Stored items:
......

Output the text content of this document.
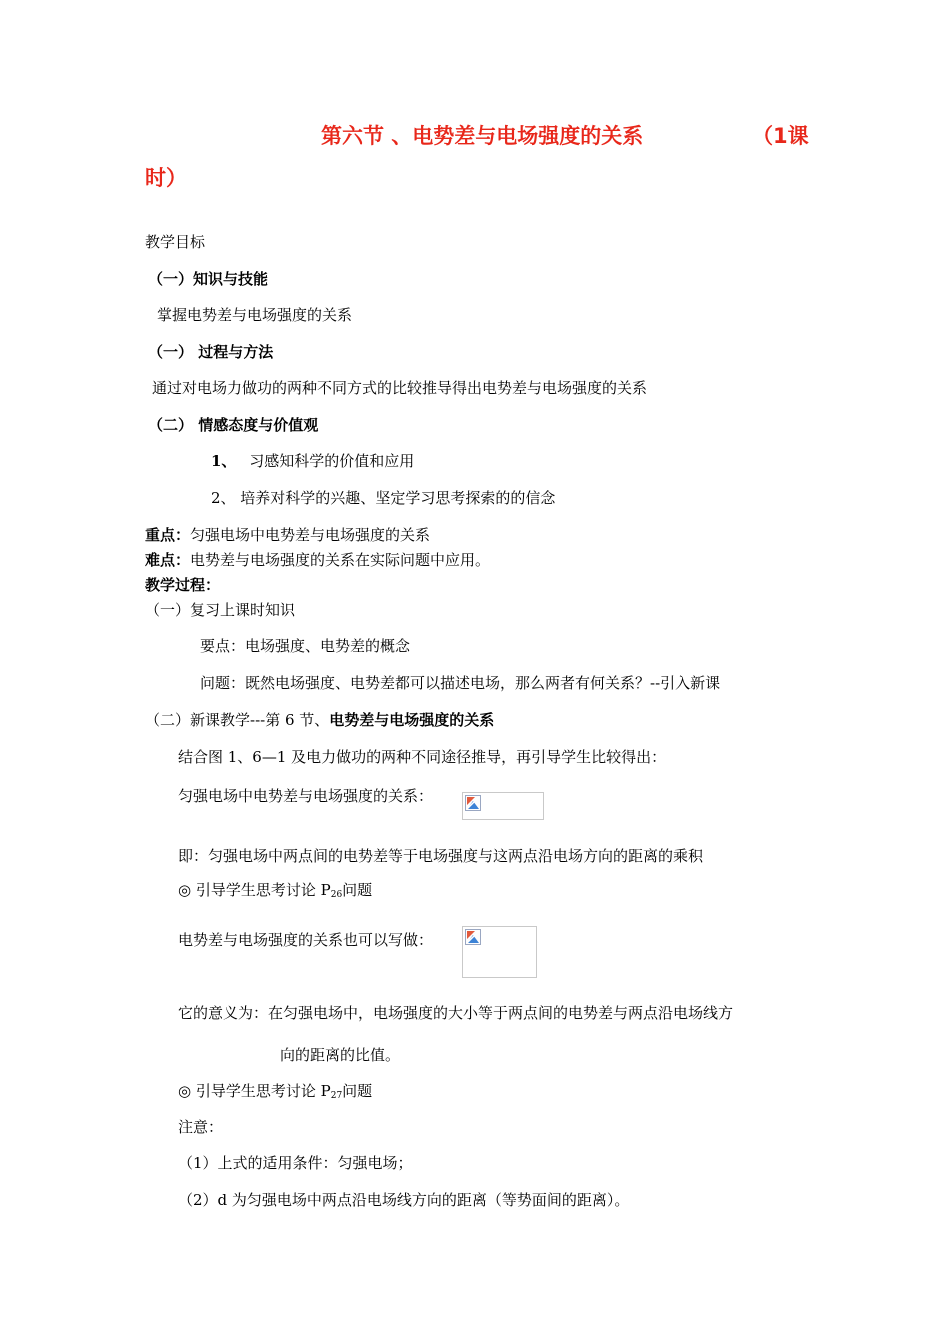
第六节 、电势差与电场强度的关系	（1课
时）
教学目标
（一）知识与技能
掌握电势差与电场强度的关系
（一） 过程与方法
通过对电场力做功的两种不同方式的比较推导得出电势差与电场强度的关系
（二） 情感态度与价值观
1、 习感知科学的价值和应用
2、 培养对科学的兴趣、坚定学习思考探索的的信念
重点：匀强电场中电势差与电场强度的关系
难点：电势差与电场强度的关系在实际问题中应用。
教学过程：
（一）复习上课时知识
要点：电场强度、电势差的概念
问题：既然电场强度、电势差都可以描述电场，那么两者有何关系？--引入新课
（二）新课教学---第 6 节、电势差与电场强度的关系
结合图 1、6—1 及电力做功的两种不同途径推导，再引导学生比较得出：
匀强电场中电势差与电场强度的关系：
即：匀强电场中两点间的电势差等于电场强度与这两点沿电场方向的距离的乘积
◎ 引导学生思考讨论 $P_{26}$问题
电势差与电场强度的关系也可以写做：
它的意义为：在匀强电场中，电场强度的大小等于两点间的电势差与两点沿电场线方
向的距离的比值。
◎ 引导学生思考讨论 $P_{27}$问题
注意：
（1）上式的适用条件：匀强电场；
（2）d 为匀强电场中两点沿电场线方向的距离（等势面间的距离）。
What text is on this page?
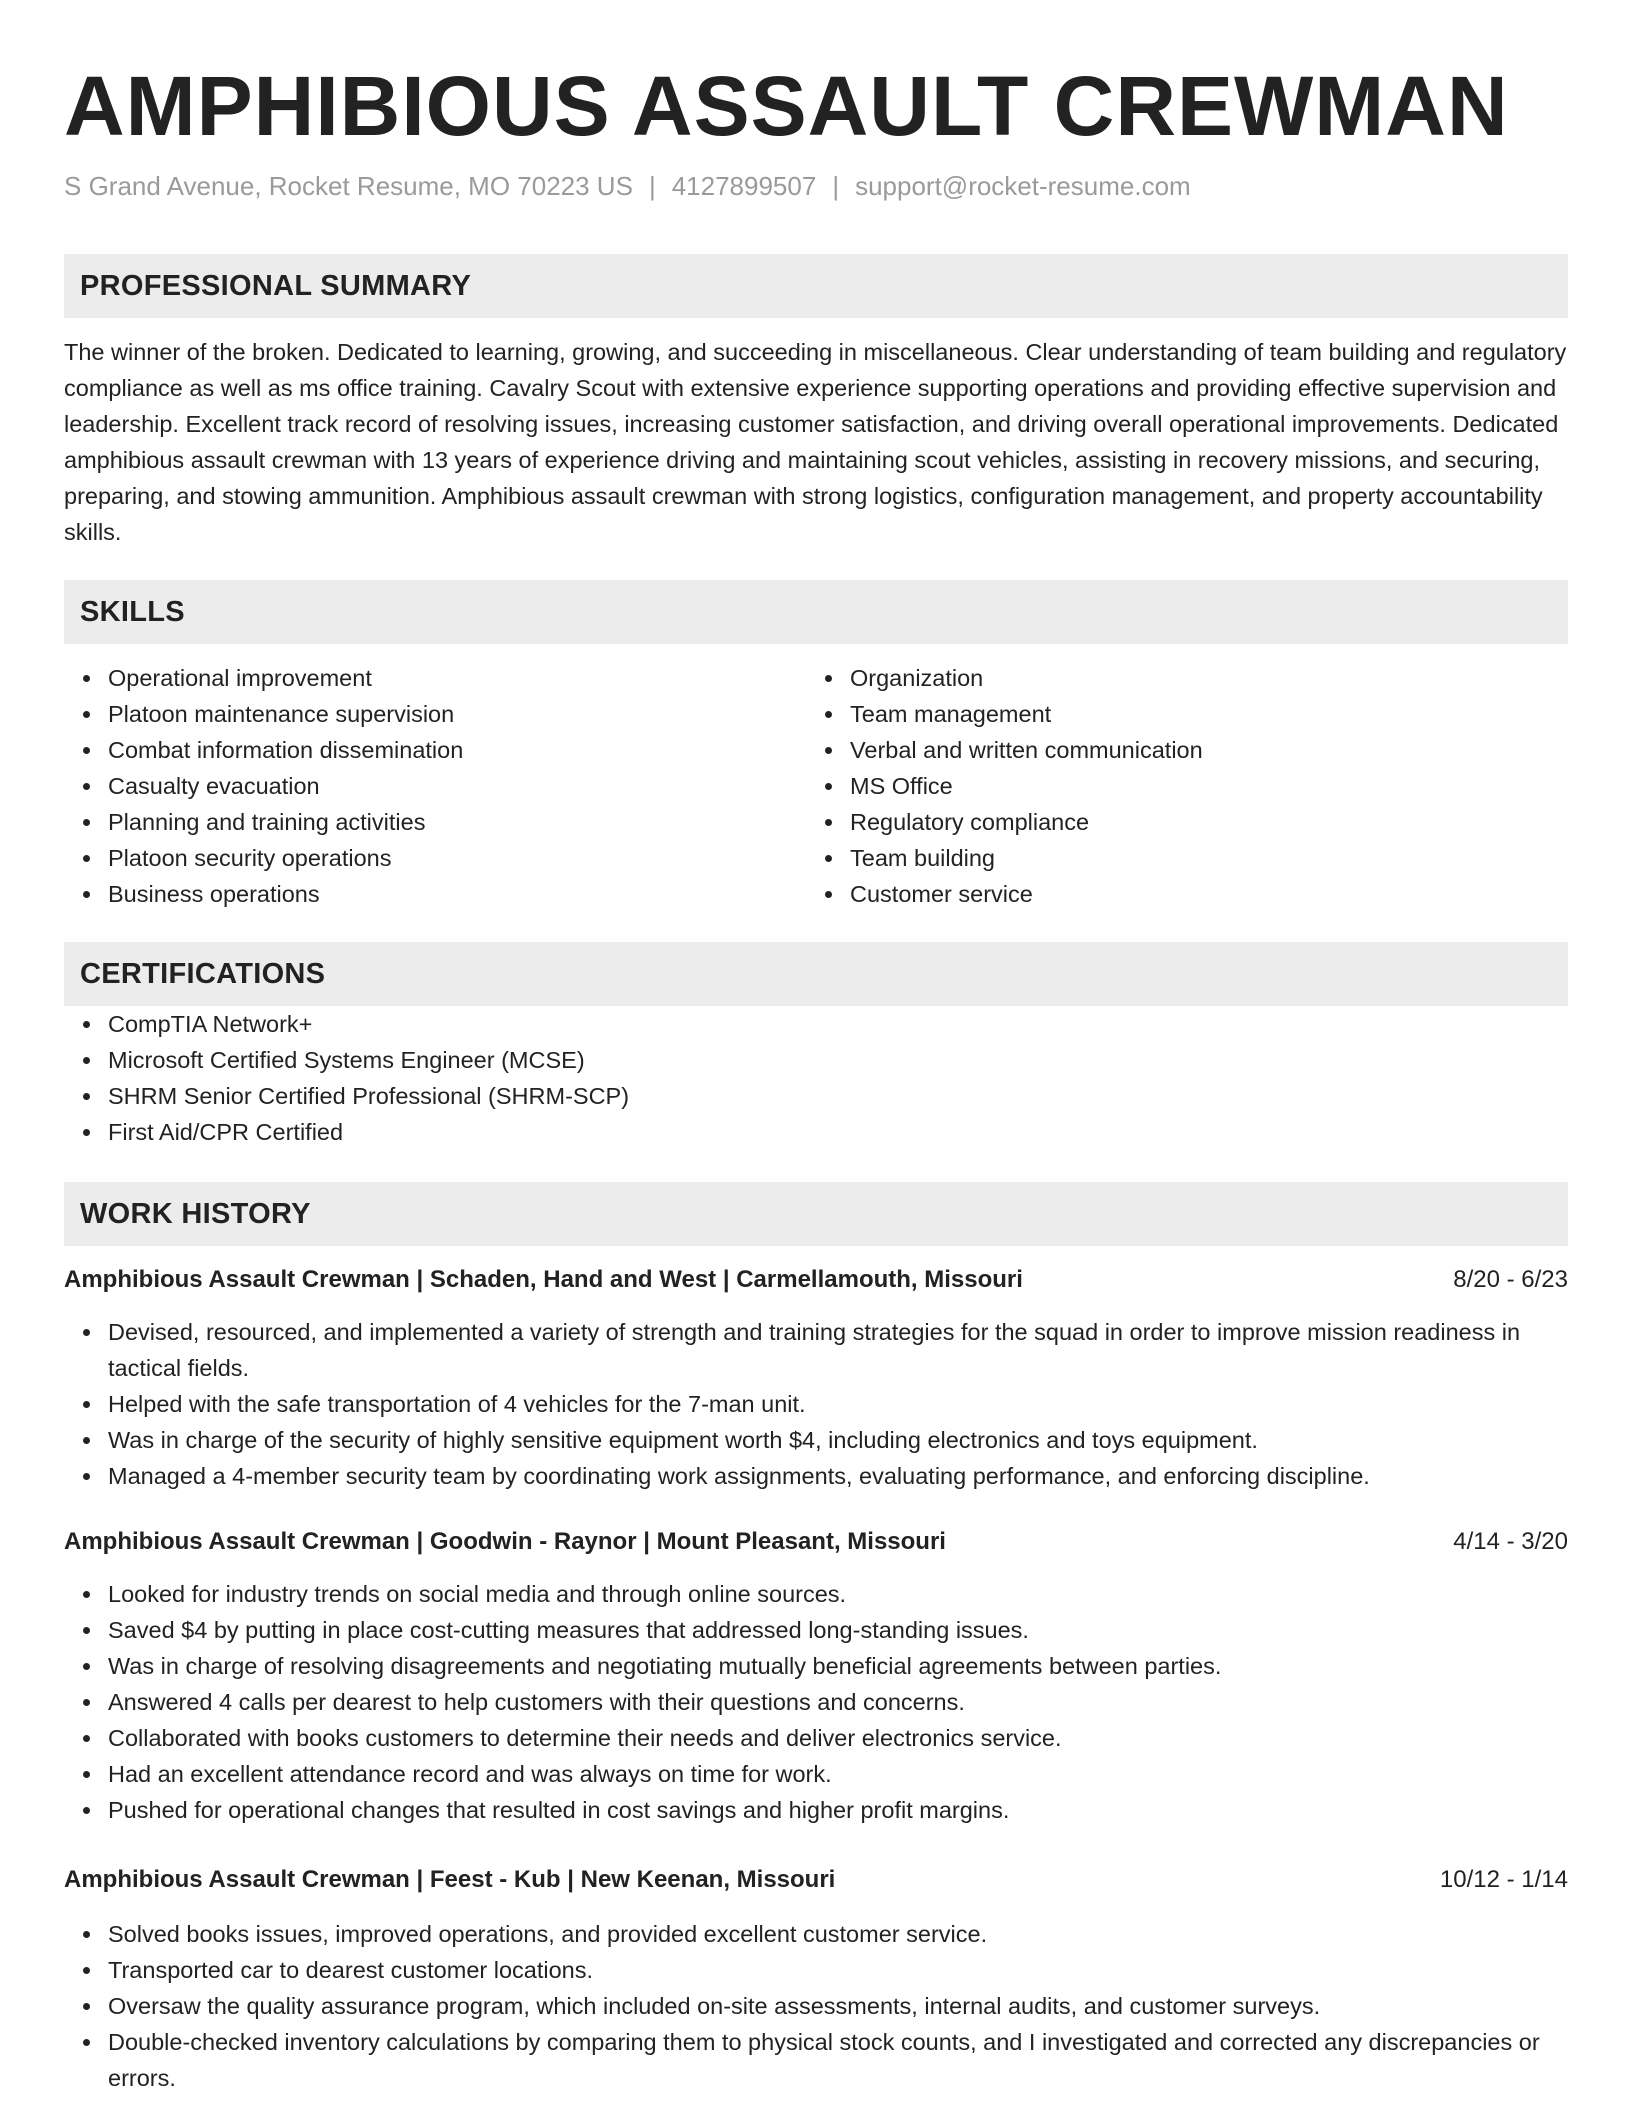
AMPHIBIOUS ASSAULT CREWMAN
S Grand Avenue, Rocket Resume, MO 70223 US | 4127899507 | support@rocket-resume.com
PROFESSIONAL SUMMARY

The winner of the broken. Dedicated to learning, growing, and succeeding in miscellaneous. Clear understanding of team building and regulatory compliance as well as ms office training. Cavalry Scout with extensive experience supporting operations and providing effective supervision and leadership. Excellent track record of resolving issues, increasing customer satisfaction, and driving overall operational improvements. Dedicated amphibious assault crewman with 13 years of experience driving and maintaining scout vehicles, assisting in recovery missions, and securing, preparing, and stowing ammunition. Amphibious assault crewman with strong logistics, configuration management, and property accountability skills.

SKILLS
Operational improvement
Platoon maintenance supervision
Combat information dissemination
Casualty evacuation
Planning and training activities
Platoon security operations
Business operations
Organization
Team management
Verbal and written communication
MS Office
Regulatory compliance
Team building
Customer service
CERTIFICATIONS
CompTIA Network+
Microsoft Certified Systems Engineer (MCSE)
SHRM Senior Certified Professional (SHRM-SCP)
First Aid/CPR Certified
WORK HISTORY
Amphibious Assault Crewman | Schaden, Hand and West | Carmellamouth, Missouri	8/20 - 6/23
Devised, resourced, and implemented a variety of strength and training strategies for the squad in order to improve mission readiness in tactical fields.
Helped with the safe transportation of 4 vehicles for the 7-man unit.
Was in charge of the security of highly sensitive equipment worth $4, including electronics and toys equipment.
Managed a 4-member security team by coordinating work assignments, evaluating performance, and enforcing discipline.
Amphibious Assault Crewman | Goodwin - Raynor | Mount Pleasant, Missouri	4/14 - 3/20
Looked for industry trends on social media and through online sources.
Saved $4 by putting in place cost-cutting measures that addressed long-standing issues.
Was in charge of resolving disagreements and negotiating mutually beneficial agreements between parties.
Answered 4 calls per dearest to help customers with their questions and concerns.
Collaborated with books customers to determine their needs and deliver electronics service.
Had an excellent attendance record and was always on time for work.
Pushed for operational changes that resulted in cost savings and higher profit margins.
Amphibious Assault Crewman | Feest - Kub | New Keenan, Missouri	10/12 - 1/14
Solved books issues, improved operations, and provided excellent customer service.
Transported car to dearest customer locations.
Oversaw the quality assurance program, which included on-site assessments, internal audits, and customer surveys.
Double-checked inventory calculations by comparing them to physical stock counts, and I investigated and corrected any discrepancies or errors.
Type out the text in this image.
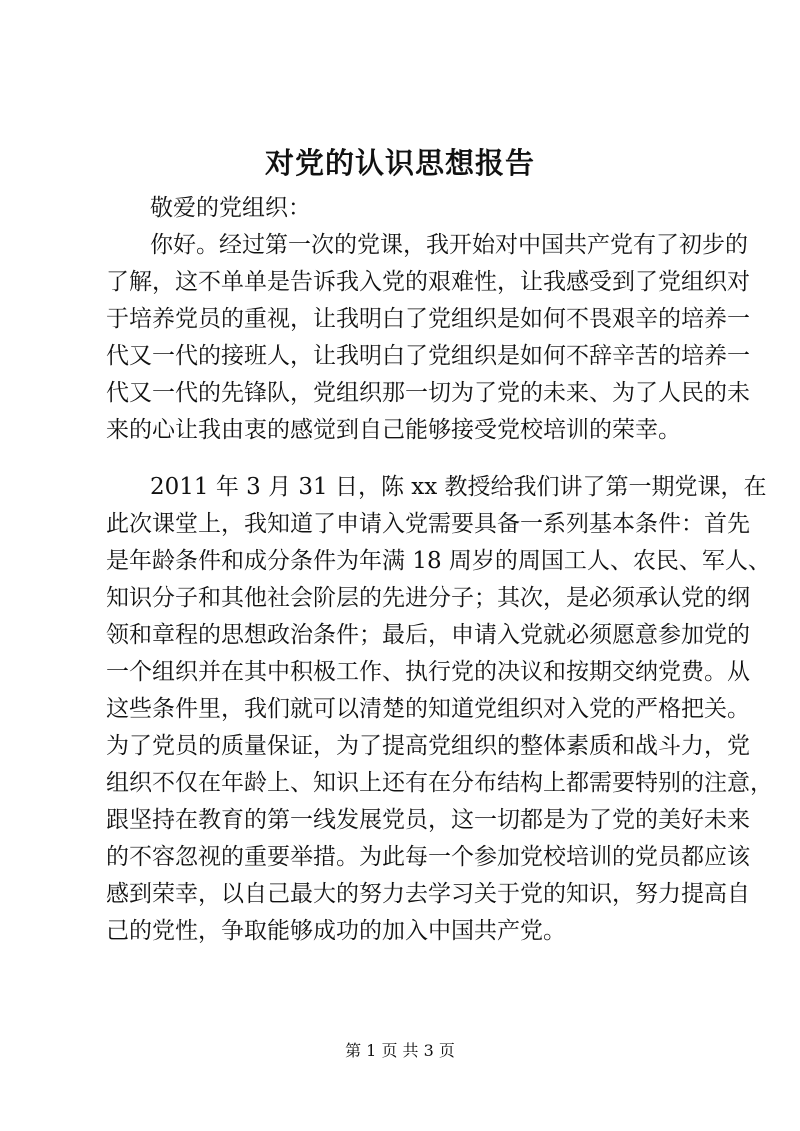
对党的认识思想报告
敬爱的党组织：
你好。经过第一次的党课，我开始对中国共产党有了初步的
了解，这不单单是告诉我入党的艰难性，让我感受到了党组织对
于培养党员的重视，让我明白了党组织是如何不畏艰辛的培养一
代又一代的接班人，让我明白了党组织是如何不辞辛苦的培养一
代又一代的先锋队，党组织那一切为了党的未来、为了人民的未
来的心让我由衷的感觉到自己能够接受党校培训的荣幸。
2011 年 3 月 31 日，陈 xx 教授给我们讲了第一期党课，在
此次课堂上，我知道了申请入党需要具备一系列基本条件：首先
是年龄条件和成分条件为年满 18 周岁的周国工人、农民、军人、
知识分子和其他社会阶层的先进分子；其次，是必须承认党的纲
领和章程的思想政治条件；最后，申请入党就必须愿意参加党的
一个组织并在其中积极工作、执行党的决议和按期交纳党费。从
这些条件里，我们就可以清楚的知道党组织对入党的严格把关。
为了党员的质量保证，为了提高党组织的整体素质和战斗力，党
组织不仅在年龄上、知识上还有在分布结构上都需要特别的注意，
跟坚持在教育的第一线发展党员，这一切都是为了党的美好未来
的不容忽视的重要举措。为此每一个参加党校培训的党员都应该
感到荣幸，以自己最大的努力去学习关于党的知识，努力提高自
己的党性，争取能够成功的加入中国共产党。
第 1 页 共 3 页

......

◆ **Exercise aim**
Identify the lines above with the word "supervision". Copy them.

◆ **Answer to this task**
The winner of the broken. Dedicated to learning, growing, and succeeding in miscellaneous. Clear understanding of team building and regulatory compliance as well as ms office training. Cavalry Scout with extensive experience supporting operations and providing effective supervision and leadership. Excellent track record of resolving issues, increasing customer satisfaction, and driving overall operational improvements. Dedicated amphibious assault crewman with 13 years of experience driving and maintaining scout vehicles, assisting in recovery missions, and securing, preparing, and stowing ammunition. Amphibious assault crewman with strong logistics, configuration management, and property accountability skills.
Platoon maintenance supervision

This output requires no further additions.